# Exercise requirements
Print every entry, word for word, and skip the images.
--- START OF Excerpted data ---
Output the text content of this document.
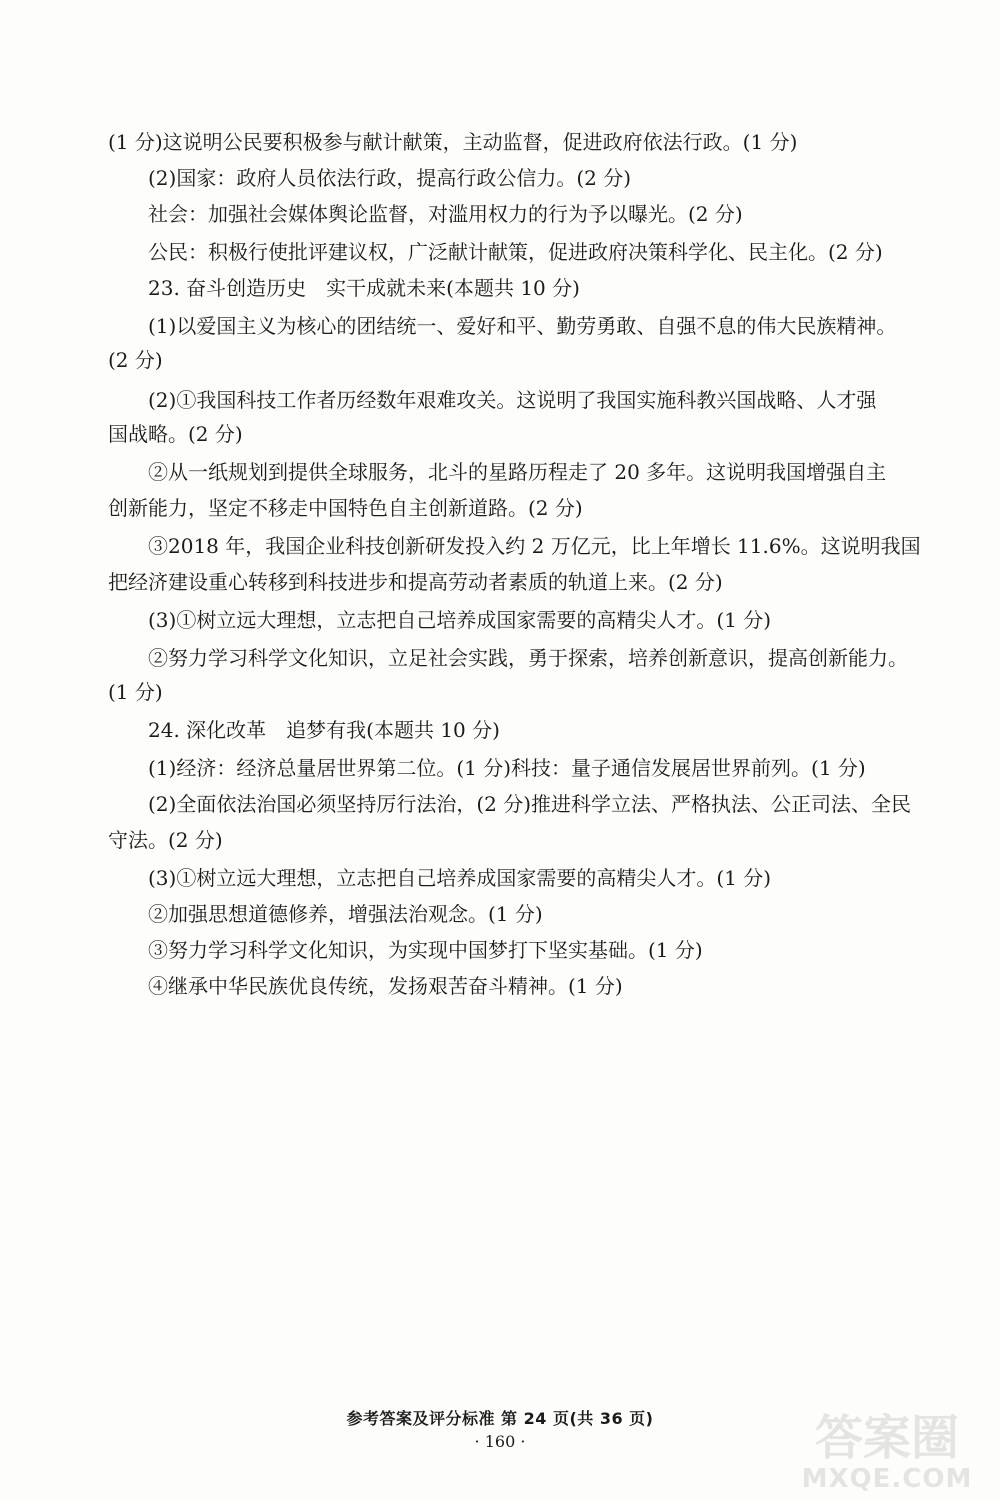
(1 分)这说明公民要积极参与献计献策，主动监督，促进政府依法行政。(1 分)
(2)国家：政府人员依法行政，提高行政公信力。(2 分)
社会：加强社会媒体舆论监督，对滥用权力的行为予以曝光。(2 分)
公民：积极行使批评建议权，广泛献计献策，促进政府决策科学化、民主化。(2 分)
23. 奋斗创造历史　实干成就未来(本题共 10 分)
(1)以爱国主义为核心的团结统一、爱好和平、勤劳勇敢、自强不息的伟大民族精神。
(2 分)
(2)①我国科技工作者历经数年艰难攻关。这说明了我国实施科教兴国战略、人才强
国战略。(2 分)
②从一纸规划到提供全球服务，北斗的星路历程走了 20 多年。这说明我国增强自主
创新能力，坚定不移走中国特色自主创新道路。(2 分)
③2018 年，我国企业科技创新研发投入约 2 万亿元，比上年增长 11.6%。这说明我国
把经济建设重心转移到科技进步和提高劳动者素质的轨道上来。(2 分)
(3)①树立远大理想，立志把自己培养成国家需要的高精尖人才。(1 分)
②努力学习科学文化知识，立足社会实践，勇于探索，培养创新意识，提高创新能力。
(1 分)
24. 深化改革　追梦有我(本题共 10 分)
(1)经济：经济总量居世界第二位。(1 分)科技：量子通信发展居世界前列。(1 分)
(2)全面依法治国必须坚持厉行法治，(2 分)推进科学立法、严格执法、公正司法、全民
守法。(2 分)
(3)①树立远大理想，立志把自己培养成国家需要的高精尖人才。(1 分)
②加强思想道德修养，增强法治观念。(1 分)
③努力学习科学文化知识，为实现中国梦打下坚实基础。(1 分)
④继承中华民族优良传统，发扬艰苦奋斗精神。(1 分)
参考答案及评分标准 第 24 页(共 36 页)
· 160 ·	答案圈
MXQE.COM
--- END OF Excerpted data ---
# Solved exercise
Output the text content of this document.
(1 分)这说明公民要积极参与献计献策，主动监督，促进政府依法行政。(1 分)
(2)国家：政府人员依法行政，提高行政公信力。(2 分)
社会：加强社会媒体舆论监督，对滥用权力的行为予以曝光。(2 分)
公民：积极行使批评建议权，广泛献计献策，促进政府决策科学化、民主化。(2 分)
23. 奋斗创造历史　实干成就未来(本题共 10 分)
(1)以爱国主义为核心的团结统一、爱好和平、勤劳勇敢、自强不息的伟大民族精神。
(2 分)
(2)①我国科技工作者历经数年艰难攻关。这说明了我国实施科教兴国战略、人才强
国战略。(2 分)
②从一纸规划到提供全球服务，北斗的星路历程走了 20 多年。这说明我国增强自主
创新能力，坚定不移走中国特色自主创新道路。(2 分)
③2018 年，我国企业科技创新研发投入约 2 万亿元，比上年增长 11.6%。这说明我国
把经济建设重心转移到科技进步和提高劳动者素质的轨道上来。(2 分)
(3)①树立远大理想，立志把自己培养成国家需要的高精尖人才。(1 分)
②努力学习科学文化知识，立足社会实践，勇于探索，培养创新意识，提高创新能力。
(1 分)
24. 深化改革　追梦有我(本题共 10 分)
(1)经济：经济总量居世界第二位。(1 分)科技：量子通信发展居世界前列。(1 分)
(2)全面依法治国必须坚持厉行法治，(2 分)推进科学立法、严格执法、公正司法、全民
守法。(2 分)
(3)①树立远大理想，立志把自己培养成国家需要的高精尖人才。(1 分)
②加强思想道德修养，增强法治观念。(1 分)
③努力学习科学文化知识，为实现中国梦打下坚实基础。(1 分)
④继承中华民族优良传统，发扬艰苦奋斗精神。(1 分)
参考答案及评分标准 第 24 页(共 36 页)
· 160 ·	答案圈
MXQE.COM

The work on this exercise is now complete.